§ **Document section**
════════════════════
6.3 Node.js: Connection with Read Replica Routing

/**
 * Database connection manager with read/write routing for Node.js.
 * Uses pg (node-postgres) library.
 *
 * Write → Master
 * Read → Replica (round-robin) with read-your-writes consistency
 */
 
const { Pool } = require('pg');
 
class ReplicaAwarePool {
  /**
   * @param {object} masterConfig - pg Pool config for master
   * @param {object[]} replicaConfigs - pg Pool configs for replicas
   * @param {number} readAfterWriteWindowMs - ms to route reads to master after write
   */
  constructor(masterConfig, replicaConfigs = [], readAfterWriteWindowMs = 2000) {
    this.masterPool = new Pool({
      ...masterConfig,
      max: 20,
      idleTimeoutMillis: 30000,
      connectionTimeoutMillis: 5000,
    });
 
    this.replicaPools = replicaConfigs.map(
      (config) =>
        new Pool({
          ...config,
          max: 30,
          idleTimeoutMillis: 30000,
          connectionTimeoutMillis: 5000,
        })
    );
 
    this.replicaIndex = 0;
    this.readAfterWriteWindowMs = readAfterWriteWindowMs;
    this.lastWriteTimes = new Map(); // sessionId → timestamp
 
    // Log pool errors
    this.masterPool.on('error', (err) => {
      console.error('Master pool error:', err.message);
    });
    this.replicaPools.forEach((pool, i) => {
      pool.on('error', (err) => {
        console.error(`Replica ${i} pool error:`, err.message);
      });
    });
  }
 
  /**
   * Execute a READ query (SELECT).
   * Routes to replica unless read-your-writes window is active.
   */
  async read(sql, params = [], sessionId = null) {
    const usemaster = this._shouldReadFromMaster(sessionId);
    const pool = usemaster ? this.masterPool : this._getReplicaPool();
    const source = usemaster ? 'master' : 'replica';
 
    try {
      const result = await pool.query(sql, params);
      return result;
    } catch (err) {
      if (source === 'replica') {
        console.warn('Replica query failed, falling back to master:', err.message);
        return this.masterPool.query(sql, params);
      }
      throw err;
    }
  }
 
  /**
   * Execute a WRITE query (INSERT/UPDATE/DELETE).
════════════════════
§ **Information shown**
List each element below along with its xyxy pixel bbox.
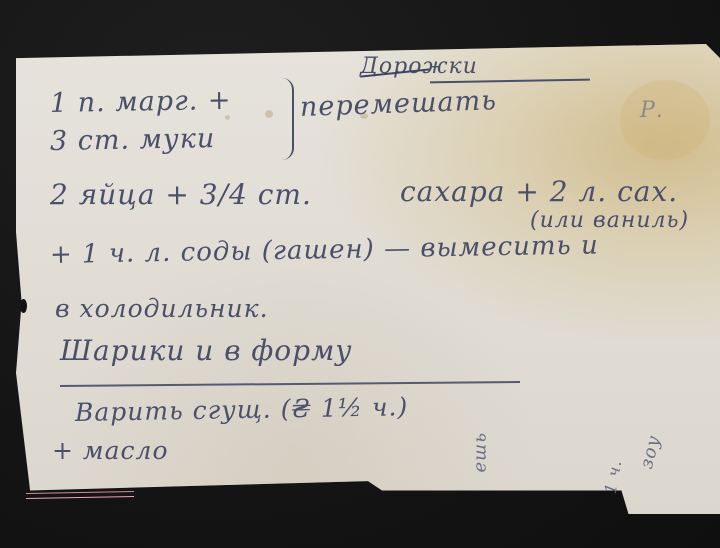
════════════════════
§ **What you need to do**
Reproduce the entire Node.js read replica routing code above, character for character.

§ **Reply**
6.3 Node.js: Connection with Read Replica Routing

/**
 * Database connection manager with read/write routing for Node.js.
 * Uses pg (node-postgres) library.
 *
 * Write → Master
 * Read → Replica (round-robin) with read-your-writes consistency
 */
 
const { Pool } = require('pg');
 
class ReplicaAwarePool {
  /**
   * @param {object} masterConfig - pg Pool config for master
   * @param {object[]} replicaConfigs - pg Pool configs for replicas
   * @param {number} readAfterWriteWindowMs - ms to route reads to master after write
   */
  constructor(masterConfig, replicaConfigs = [], readAfterWriteWindowMs = 2000) {
    this.masterPool = new Pool({
      ...masterConfig,
      max: 20,
      idleTimeoutMillis: 30000,
      connectionTimeoutMillis: 5000,
    });
 
    this.replicaPools = replicaConfigs.map(
      (config) =>
        new Pool({
          ...config,
          max: 30,
          idleTimeoutMillis: 30000,
          connectionTimeoutMillis: 5000,
        })
    );
 
    this.replicaIndex = 0;
    this.readAfterWriteWindowMs = readAfterWriteWindowMs;
    this.lastWriteTimes = new Map(); // sessionId → timestamp
 
    // Log pool errors
    this.masterPool.on('error', (err) => {
      console.error('Master pool error:', err.message);
    });
    this.replicaPools.forEach((pool, i) => {
      pool.on('error', (err) => {
        console.error(`Replica ${i} pool error:`, err.message);
      });
    });
  }
 
  /**
   * Execute a READ query (SELECT).
   * Routes to replica unless read-your-writes window is active.
   */
  async read(sql, params = [], sessionId = null) {
    const usemaster = this._shouldReadFromMaster(sessionId);
    const pool = usemaster ? this.masterPool : this._getReplicaPool();
    const source = usemaster ? 'master' : 'replica';
 
    try {
      const result = await pool.query(sql, params);
      return result;
    } catch (err) {
      if (source === 'replica') {
        console.warn('Replica query failed, falling back to master:', err.message);
        return this.masterPool.query(sql, params);
      }
      throw err;
    }
  }
 
  /**
   * Execute a WRITE query (INSERT/UPDATE/DELETE).